-- Start of ENTRIES SHOWN --

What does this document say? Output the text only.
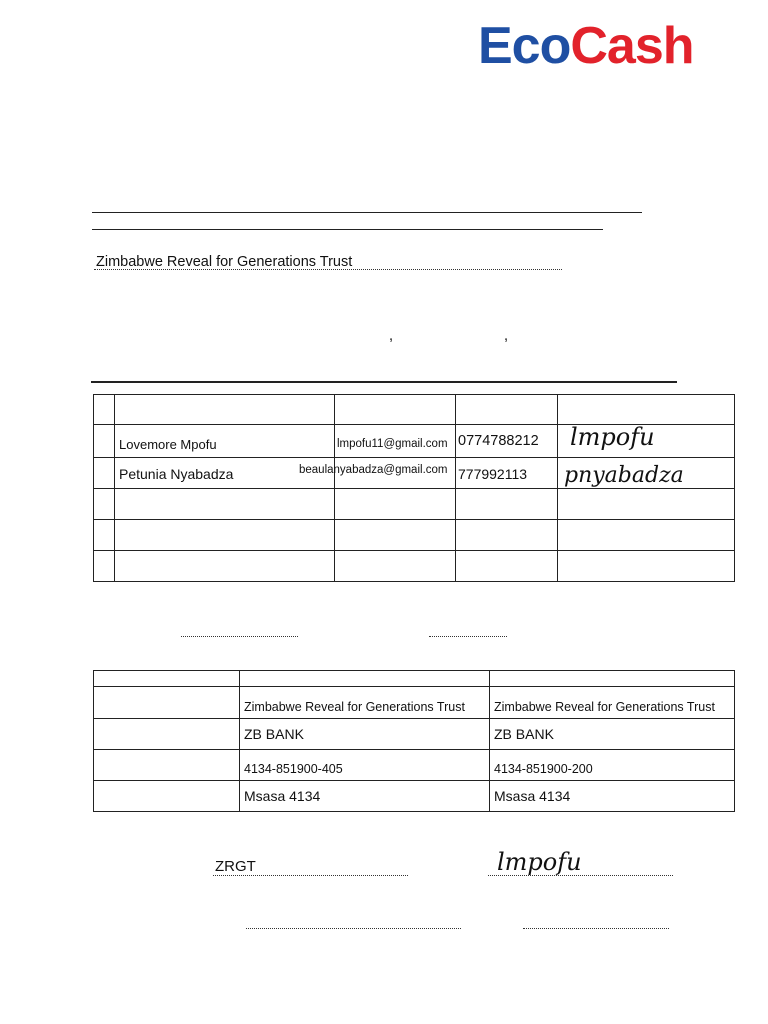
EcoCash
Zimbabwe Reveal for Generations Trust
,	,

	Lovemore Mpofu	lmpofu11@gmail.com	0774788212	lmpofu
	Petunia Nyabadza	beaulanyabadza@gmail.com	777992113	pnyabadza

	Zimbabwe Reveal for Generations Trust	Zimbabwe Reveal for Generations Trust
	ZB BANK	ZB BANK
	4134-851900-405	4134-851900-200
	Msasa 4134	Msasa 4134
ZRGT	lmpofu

-- End of ENTRIES SHOWN --
-- Start of ENTRIES SHOWN --

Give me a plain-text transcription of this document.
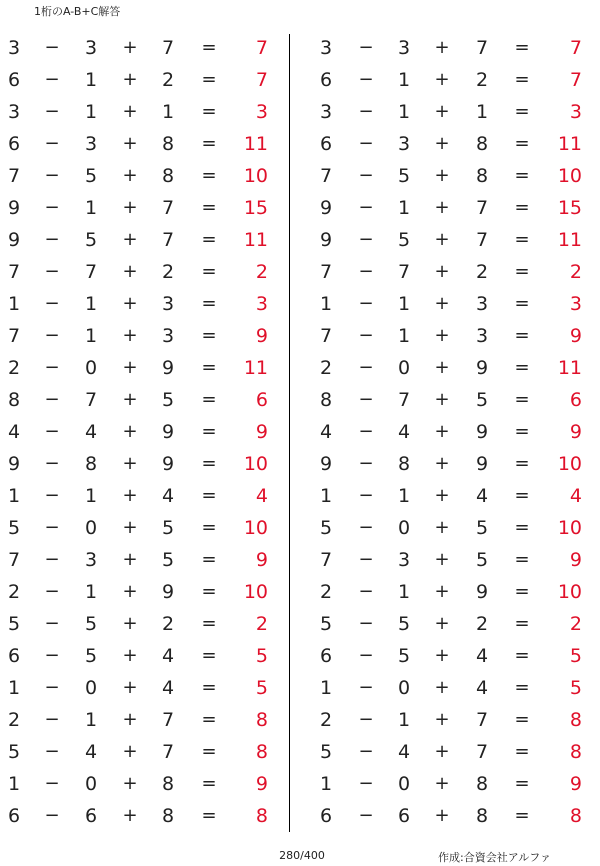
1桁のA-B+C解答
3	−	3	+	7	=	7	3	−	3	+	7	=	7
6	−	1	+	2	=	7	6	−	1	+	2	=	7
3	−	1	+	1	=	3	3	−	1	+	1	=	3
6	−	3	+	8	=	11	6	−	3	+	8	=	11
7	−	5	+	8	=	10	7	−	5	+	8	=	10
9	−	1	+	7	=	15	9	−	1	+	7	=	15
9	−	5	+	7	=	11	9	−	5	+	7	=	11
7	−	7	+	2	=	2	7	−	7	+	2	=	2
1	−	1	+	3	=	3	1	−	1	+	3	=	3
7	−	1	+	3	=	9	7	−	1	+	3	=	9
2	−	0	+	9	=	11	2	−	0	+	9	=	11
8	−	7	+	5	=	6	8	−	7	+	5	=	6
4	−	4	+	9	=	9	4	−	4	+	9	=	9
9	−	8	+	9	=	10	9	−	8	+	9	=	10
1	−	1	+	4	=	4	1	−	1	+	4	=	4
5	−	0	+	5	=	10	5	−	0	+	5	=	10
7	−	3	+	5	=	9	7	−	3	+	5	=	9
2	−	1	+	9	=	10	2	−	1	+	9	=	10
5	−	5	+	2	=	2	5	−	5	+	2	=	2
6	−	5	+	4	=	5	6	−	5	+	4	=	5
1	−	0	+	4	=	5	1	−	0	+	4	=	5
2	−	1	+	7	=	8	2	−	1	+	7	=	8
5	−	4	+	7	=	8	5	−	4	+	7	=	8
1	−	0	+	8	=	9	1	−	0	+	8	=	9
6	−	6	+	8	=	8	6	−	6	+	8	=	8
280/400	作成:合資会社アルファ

-- End of ENTRIES SHOWN --

_TASK BRIEF:_
Gather each line in these records that contains the string "Zimbabwe".

_COMPLETED TASK:_
Zimbabwe Reveal for Generations Trust
	Zimbabwe Reveal for Generations Trust	Zimbabwe Reveal for Generations Trust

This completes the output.